= Instruction =
Identify the lines that contain the string "Bottler" and report only how many there are.

= Material for this task =
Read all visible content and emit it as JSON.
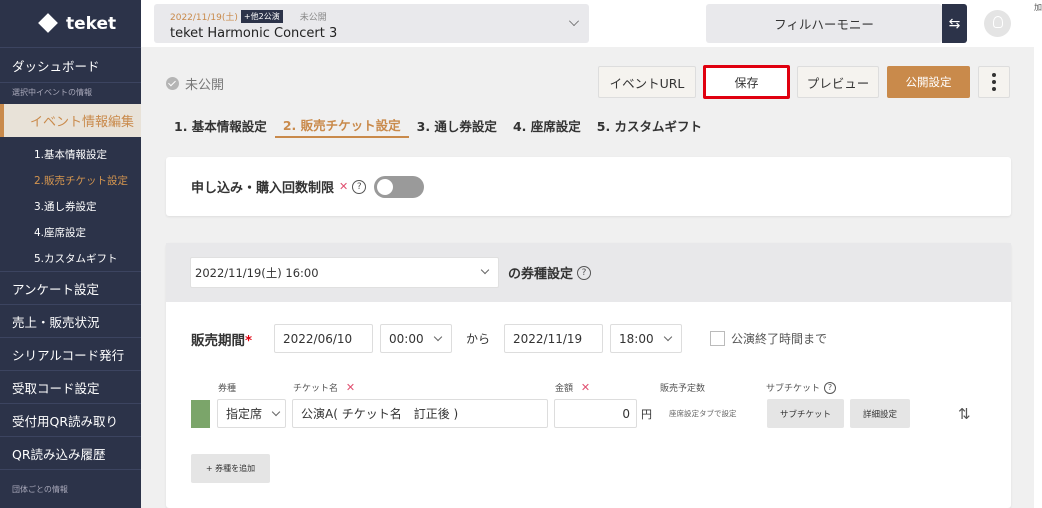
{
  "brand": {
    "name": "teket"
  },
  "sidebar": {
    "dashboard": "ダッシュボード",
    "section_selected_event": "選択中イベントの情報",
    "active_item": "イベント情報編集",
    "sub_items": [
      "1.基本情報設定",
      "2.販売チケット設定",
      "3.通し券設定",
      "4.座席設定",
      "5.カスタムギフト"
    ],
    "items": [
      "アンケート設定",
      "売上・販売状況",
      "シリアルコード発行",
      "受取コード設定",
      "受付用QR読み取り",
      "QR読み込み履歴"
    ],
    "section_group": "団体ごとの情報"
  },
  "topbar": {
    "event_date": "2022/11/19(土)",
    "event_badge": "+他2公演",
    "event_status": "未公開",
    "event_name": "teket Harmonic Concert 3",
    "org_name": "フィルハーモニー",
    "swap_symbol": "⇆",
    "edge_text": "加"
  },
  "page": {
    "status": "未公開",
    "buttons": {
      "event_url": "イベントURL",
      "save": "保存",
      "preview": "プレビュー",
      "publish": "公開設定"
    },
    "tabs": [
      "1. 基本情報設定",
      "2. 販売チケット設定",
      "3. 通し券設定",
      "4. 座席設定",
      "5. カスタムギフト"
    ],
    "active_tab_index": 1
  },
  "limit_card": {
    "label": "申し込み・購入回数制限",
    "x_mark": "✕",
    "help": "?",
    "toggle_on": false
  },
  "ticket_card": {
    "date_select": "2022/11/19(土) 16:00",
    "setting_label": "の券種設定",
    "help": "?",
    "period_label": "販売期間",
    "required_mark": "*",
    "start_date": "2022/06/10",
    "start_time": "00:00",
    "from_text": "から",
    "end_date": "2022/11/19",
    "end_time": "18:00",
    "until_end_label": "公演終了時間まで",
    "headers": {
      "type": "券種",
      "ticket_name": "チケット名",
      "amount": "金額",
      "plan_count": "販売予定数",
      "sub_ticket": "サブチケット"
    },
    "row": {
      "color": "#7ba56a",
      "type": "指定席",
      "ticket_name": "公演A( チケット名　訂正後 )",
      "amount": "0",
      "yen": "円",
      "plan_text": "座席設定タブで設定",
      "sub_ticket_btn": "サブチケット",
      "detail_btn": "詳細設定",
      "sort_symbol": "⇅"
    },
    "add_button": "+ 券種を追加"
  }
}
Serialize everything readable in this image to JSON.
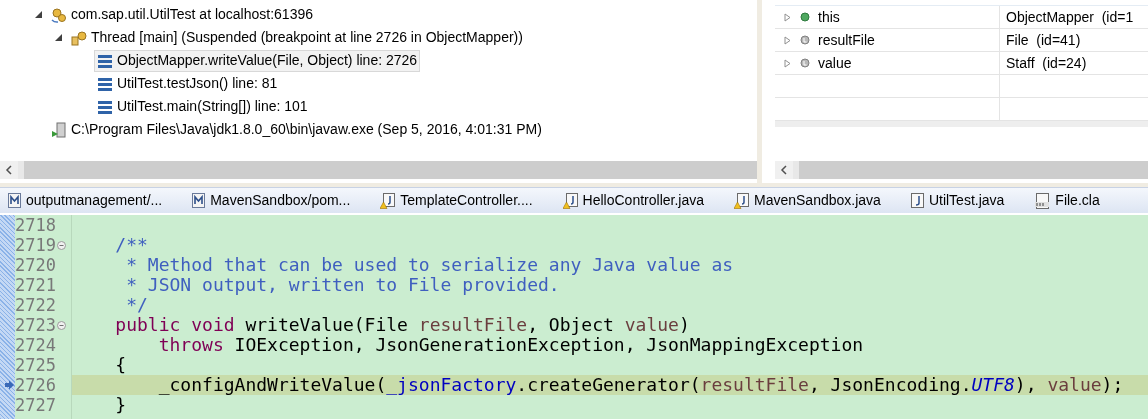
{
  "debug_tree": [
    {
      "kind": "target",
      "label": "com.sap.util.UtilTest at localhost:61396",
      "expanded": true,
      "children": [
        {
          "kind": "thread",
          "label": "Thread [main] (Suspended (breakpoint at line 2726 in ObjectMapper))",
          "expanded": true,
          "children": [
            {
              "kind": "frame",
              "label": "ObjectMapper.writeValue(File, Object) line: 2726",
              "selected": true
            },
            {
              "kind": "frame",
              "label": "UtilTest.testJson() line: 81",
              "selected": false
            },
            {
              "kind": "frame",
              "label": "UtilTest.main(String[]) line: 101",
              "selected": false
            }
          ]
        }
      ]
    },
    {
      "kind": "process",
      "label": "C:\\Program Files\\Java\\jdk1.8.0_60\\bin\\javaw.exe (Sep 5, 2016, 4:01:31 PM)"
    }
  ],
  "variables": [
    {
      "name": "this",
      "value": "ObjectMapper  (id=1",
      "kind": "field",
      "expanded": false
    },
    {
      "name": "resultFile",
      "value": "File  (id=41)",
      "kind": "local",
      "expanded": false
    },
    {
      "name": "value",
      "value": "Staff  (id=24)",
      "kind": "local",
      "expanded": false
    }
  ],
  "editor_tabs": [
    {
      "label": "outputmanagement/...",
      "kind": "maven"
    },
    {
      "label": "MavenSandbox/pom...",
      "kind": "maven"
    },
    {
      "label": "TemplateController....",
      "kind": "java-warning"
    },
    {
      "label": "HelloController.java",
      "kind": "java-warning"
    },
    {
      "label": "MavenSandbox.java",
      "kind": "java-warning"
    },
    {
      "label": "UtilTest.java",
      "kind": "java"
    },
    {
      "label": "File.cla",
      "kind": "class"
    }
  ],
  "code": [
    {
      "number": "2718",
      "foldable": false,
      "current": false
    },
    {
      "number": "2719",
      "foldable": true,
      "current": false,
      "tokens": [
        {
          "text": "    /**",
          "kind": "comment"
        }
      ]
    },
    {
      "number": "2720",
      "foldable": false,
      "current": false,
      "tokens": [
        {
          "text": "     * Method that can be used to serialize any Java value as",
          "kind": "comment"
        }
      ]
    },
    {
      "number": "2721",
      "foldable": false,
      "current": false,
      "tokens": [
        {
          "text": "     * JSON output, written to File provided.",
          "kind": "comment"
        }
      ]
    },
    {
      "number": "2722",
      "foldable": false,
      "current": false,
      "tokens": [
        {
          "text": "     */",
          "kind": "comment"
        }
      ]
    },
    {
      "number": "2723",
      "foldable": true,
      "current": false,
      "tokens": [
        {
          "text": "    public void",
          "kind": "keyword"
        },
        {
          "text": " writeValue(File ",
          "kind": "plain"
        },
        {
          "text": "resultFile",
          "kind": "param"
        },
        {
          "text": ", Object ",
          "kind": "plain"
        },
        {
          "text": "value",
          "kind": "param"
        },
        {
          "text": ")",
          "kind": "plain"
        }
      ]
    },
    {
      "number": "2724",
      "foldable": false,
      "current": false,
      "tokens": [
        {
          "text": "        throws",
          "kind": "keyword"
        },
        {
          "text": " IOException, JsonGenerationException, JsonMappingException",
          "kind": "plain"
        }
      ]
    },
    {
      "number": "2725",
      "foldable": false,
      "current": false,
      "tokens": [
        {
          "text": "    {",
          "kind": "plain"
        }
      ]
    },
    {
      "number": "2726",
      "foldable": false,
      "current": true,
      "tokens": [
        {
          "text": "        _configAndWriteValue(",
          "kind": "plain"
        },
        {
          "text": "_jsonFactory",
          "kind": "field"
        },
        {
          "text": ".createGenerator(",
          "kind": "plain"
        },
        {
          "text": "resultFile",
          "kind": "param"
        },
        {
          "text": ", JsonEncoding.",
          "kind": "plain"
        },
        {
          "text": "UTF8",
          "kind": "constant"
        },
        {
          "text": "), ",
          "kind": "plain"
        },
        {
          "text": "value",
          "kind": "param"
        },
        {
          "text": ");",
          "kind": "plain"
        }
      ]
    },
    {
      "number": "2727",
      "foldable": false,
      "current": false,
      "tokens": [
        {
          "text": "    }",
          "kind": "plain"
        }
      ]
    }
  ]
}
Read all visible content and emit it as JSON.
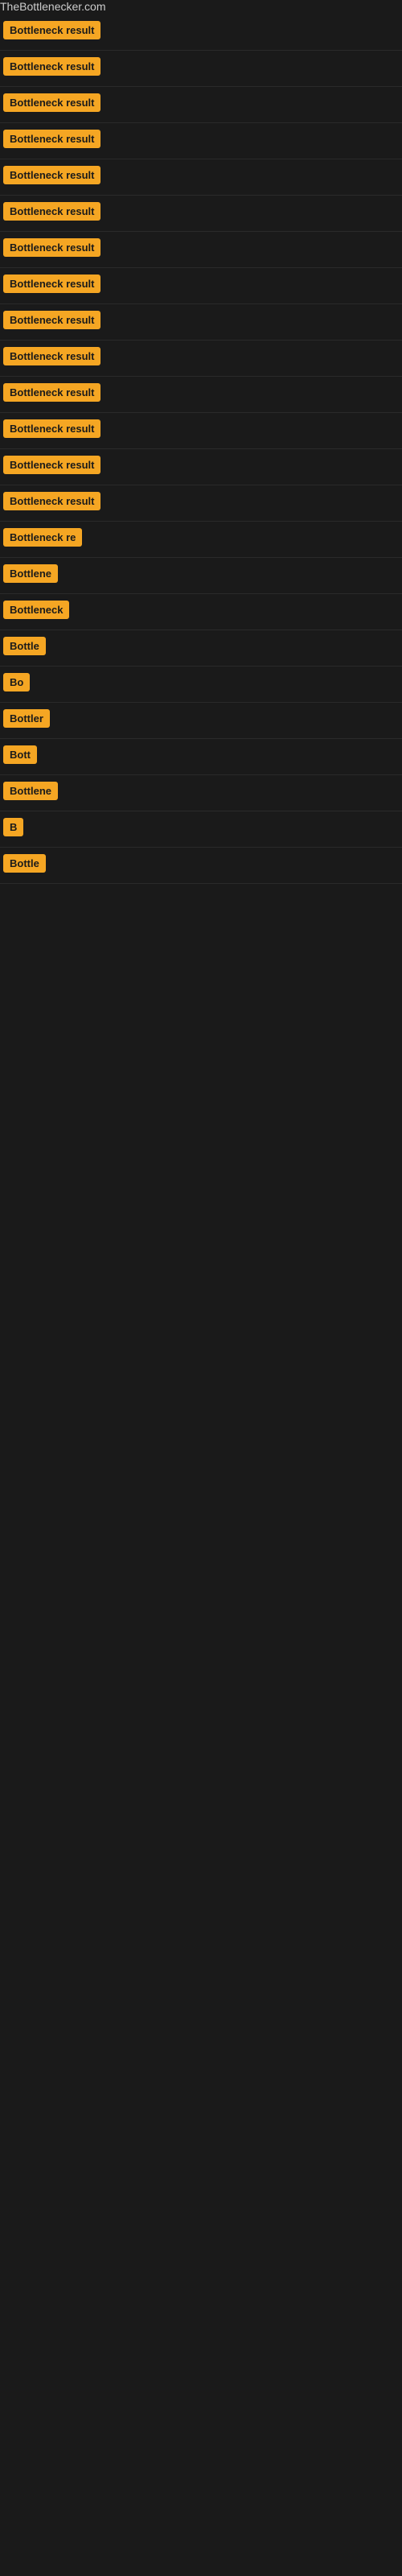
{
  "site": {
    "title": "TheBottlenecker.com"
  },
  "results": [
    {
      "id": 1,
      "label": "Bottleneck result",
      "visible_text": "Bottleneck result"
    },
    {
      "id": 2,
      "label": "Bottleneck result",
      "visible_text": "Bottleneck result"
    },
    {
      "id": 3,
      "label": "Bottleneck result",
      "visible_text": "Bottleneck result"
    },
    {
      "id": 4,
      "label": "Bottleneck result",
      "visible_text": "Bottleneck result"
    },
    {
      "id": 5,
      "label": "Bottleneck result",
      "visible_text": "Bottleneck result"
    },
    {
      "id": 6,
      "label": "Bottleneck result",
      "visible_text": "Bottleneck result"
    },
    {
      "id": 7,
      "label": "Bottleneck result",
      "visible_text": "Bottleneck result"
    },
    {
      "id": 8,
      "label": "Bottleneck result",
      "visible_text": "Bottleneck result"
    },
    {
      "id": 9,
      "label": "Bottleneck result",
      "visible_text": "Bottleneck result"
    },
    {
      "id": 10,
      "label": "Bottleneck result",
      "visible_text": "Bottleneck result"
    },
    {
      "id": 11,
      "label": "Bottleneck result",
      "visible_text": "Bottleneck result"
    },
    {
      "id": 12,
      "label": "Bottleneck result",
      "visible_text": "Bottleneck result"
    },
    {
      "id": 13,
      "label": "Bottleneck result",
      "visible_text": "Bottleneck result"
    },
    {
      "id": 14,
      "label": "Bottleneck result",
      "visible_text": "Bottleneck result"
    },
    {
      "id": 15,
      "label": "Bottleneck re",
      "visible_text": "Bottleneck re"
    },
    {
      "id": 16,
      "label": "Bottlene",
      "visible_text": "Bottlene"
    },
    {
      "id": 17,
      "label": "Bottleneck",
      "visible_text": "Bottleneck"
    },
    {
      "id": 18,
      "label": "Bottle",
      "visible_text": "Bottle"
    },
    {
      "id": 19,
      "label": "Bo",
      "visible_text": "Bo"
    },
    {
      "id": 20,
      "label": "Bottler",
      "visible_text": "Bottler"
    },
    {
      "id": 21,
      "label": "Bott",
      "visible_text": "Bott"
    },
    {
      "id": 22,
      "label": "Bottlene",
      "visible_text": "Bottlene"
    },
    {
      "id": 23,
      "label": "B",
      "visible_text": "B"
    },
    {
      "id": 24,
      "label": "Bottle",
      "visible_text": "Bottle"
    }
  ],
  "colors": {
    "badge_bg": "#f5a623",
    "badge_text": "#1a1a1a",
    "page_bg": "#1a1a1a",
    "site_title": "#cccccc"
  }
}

= Solution for this problem =
2